[start of Material provided]

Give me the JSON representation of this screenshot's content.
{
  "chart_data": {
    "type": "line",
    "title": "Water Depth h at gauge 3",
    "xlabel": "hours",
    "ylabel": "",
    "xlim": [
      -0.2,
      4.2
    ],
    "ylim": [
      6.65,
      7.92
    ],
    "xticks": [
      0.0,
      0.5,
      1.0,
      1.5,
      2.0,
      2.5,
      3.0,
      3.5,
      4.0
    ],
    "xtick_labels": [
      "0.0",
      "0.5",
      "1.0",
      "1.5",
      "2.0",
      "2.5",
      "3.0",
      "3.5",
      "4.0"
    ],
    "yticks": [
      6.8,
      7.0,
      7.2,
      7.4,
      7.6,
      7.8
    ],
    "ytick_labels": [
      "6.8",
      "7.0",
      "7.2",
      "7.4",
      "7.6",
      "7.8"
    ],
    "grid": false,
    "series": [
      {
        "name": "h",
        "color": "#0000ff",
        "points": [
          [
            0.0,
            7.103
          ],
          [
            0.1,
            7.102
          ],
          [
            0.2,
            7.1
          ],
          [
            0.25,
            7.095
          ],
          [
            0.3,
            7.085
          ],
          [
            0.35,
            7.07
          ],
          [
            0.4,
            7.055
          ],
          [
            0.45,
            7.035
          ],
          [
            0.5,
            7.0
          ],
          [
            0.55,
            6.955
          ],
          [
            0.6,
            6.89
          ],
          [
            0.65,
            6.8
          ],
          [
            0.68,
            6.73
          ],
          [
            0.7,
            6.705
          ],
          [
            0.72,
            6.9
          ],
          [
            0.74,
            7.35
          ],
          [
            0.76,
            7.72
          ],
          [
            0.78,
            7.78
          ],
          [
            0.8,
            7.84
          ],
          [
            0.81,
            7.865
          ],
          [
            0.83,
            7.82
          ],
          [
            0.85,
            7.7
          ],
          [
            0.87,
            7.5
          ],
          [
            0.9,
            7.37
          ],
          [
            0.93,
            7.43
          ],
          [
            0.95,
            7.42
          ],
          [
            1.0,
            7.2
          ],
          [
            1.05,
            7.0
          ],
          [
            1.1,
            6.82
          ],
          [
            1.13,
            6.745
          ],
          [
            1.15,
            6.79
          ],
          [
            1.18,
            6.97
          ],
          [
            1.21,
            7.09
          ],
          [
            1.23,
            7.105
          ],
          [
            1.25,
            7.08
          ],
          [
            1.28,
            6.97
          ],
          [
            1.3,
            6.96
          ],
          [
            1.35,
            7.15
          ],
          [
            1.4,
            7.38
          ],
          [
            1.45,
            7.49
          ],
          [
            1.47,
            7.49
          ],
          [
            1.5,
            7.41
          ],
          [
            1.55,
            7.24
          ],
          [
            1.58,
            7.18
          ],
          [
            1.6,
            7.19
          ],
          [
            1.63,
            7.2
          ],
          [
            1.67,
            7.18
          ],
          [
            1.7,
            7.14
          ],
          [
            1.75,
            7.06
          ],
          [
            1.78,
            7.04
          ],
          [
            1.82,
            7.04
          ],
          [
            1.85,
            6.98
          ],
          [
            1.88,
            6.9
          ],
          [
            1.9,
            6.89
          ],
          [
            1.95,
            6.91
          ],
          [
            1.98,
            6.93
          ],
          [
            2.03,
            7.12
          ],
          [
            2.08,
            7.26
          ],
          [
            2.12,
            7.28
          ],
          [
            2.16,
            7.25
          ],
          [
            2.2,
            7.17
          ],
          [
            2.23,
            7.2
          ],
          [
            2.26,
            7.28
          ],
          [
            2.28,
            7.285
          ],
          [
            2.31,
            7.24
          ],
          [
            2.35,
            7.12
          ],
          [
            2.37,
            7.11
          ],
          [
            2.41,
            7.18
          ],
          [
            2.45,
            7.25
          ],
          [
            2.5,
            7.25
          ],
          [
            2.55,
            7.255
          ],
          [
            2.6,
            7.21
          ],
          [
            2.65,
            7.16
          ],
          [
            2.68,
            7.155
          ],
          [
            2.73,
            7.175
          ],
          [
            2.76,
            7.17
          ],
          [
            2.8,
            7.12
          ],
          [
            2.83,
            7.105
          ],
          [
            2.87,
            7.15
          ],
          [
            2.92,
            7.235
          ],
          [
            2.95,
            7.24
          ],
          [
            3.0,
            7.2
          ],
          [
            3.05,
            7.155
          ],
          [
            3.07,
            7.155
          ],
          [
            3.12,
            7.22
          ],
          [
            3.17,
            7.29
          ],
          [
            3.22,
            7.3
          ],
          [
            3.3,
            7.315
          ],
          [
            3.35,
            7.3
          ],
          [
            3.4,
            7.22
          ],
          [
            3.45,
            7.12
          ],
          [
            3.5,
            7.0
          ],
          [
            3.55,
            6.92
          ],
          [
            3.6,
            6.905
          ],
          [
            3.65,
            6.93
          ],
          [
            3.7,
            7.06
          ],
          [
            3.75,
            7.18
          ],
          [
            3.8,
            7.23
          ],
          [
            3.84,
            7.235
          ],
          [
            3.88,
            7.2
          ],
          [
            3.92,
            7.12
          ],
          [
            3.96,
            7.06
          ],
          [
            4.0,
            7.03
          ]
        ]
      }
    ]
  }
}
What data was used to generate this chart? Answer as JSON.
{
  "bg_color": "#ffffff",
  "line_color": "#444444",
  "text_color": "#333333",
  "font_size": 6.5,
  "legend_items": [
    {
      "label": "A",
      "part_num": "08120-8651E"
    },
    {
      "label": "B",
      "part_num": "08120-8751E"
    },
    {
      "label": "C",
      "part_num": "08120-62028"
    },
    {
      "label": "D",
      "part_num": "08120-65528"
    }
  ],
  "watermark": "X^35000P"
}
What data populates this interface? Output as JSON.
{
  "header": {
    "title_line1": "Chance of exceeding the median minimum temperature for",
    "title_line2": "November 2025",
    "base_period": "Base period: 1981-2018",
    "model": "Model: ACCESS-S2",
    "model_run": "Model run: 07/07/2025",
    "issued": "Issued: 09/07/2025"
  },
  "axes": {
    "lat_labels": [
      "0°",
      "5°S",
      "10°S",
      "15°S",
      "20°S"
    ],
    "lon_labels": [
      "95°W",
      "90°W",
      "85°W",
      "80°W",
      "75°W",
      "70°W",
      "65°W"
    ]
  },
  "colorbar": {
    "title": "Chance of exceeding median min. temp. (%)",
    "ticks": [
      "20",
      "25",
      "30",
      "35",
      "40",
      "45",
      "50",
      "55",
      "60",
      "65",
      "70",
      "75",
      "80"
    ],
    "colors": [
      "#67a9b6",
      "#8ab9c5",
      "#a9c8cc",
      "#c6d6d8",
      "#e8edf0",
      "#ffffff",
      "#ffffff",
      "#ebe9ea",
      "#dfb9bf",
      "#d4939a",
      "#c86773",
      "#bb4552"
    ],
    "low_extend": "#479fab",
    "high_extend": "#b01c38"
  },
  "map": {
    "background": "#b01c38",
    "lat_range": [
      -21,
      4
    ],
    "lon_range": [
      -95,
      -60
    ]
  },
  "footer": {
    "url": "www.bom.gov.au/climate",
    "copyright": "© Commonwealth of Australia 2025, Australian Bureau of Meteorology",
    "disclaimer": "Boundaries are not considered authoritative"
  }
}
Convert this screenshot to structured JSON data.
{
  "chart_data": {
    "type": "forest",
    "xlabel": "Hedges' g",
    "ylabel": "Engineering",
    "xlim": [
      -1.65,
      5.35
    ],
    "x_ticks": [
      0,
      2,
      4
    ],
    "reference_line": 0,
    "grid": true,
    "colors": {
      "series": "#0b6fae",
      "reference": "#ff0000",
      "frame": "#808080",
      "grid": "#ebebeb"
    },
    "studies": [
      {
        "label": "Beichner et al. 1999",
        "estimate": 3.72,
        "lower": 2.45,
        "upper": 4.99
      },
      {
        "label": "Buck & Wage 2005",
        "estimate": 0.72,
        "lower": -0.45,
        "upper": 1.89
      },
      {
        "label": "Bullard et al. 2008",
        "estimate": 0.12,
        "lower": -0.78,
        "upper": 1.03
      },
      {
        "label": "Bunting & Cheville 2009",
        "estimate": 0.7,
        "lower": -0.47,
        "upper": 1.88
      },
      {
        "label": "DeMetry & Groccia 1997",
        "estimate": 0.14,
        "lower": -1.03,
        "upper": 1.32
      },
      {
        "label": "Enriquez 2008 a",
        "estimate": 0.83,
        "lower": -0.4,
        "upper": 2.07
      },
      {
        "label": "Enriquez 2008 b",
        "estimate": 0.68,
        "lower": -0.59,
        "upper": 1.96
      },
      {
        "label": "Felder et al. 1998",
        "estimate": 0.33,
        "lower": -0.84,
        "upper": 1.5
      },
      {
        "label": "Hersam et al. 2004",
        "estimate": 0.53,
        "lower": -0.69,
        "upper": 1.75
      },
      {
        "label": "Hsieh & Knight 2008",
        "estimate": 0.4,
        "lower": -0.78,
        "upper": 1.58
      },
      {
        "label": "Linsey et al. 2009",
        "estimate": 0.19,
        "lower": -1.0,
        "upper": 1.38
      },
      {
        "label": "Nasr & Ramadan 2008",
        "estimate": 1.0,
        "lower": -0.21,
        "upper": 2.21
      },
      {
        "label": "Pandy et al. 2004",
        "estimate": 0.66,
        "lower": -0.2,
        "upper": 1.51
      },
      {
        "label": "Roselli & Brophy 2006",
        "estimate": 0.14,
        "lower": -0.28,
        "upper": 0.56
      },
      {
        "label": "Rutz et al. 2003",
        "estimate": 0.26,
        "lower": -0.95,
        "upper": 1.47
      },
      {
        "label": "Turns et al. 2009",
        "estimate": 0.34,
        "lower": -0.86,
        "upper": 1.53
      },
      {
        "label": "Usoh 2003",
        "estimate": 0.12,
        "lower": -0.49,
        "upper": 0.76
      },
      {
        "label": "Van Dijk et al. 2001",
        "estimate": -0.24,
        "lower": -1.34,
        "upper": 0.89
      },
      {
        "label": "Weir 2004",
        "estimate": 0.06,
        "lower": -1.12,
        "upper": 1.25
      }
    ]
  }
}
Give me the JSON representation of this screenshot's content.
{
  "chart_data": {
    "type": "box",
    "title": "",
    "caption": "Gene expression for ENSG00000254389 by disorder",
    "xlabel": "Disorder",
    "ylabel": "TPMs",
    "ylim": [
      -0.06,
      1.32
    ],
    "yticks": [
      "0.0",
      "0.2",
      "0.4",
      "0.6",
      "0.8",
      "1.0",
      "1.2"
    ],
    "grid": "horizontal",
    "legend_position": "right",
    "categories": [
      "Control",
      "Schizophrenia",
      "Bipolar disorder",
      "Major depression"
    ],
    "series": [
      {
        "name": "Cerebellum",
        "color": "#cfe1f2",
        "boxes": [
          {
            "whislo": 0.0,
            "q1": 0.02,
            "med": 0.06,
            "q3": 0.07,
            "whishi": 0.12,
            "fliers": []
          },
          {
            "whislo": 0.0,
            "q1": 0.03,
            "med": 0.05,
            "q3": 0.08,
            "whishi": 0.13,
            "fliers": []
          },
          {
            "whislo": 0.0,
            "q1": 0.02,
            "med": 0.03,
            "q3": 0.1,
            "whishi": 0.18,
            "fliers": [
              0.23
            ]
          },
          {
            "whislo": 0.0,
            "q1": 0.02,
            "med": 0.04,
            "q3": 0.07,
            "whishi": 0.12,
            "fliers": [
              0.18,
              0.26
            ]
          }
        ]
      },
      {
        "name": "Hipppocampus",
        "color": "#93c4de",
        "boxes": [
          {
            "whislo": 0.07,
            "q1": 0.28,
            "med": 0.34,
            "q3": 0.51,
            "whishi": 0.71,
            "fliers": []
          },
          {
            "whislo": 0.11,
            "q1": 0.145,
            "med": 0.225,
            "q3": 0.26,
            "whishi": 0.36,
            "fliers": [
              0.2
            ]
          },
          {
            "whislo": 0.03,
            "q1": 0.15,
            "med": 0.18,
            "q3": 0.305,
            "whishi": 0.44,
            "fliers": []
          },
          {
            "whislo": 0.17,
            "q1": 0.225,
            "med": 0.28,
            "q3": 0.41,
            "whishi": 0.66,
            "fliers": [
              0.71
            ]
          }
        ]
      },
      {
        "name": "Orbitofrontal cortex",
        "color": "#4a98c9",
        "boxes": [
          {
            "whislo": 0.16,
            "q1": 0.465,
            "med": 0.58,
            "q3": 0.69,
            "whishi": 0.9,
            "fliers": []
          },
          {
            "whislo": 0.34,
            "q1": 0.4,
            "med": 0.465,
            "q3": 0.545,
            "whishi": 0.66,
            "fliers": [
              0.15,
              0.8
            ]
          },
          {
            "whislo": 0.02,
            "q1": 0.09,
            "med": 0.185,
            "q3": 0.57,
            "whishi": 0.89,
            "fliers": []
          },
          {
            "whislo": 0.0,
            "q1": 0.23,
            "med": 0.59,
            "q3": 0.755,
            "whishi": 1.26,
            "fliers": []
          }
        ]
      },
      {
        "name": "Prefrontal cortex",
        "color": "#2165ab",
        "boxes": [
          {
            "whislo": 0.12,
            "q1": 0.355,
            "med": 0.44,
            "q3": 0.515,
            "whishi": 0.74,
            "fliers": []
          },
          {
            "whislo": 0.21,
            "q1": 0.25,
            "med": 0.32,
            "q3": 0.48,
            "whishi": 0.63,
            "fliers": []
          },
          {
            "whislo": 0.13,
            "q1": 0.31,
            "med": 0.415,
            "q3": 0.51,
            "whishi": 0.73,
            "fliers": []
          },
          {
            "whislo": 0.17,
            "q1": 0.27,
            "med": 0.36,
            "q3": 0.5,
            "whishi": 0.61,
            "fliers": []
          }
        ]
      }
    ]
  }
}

[end of Material provided]

Exercise details:
Pull out all lines in the data above that include "Model".

Result:
    "model": "Model: ACCESS-S2",
    "model_run": "Model run: 07/07/2025",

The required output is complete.